Exercise ▸ State the number of lines, and only that number, in which the word "elbows" appears.

··· Data to process ···

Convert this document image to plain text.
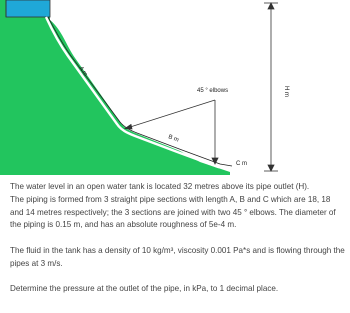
A m
B m
C m
45 ° elbows	H m

The water level in an open water tank is located 32 metres above its pipe outlet (H).

The piping is formed from 3 straight pipe sections with length A, B and C which are 18, 18 and 14 metres respectively; the 3 sections are joined with two 45 ° elbows. The diameter of the piping is 0.15 m, and has an absolute roughness of 5e-4 m.

The fluid in the tank has a density of 10 kg/m³, viscosity 0.001 Pa*s and is flowing through the pipes at 3 m/s.

Determine the pressure at the outlet of the pipe, in kPa, to 1 decimal place.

···

Response for this exercise ▸ 2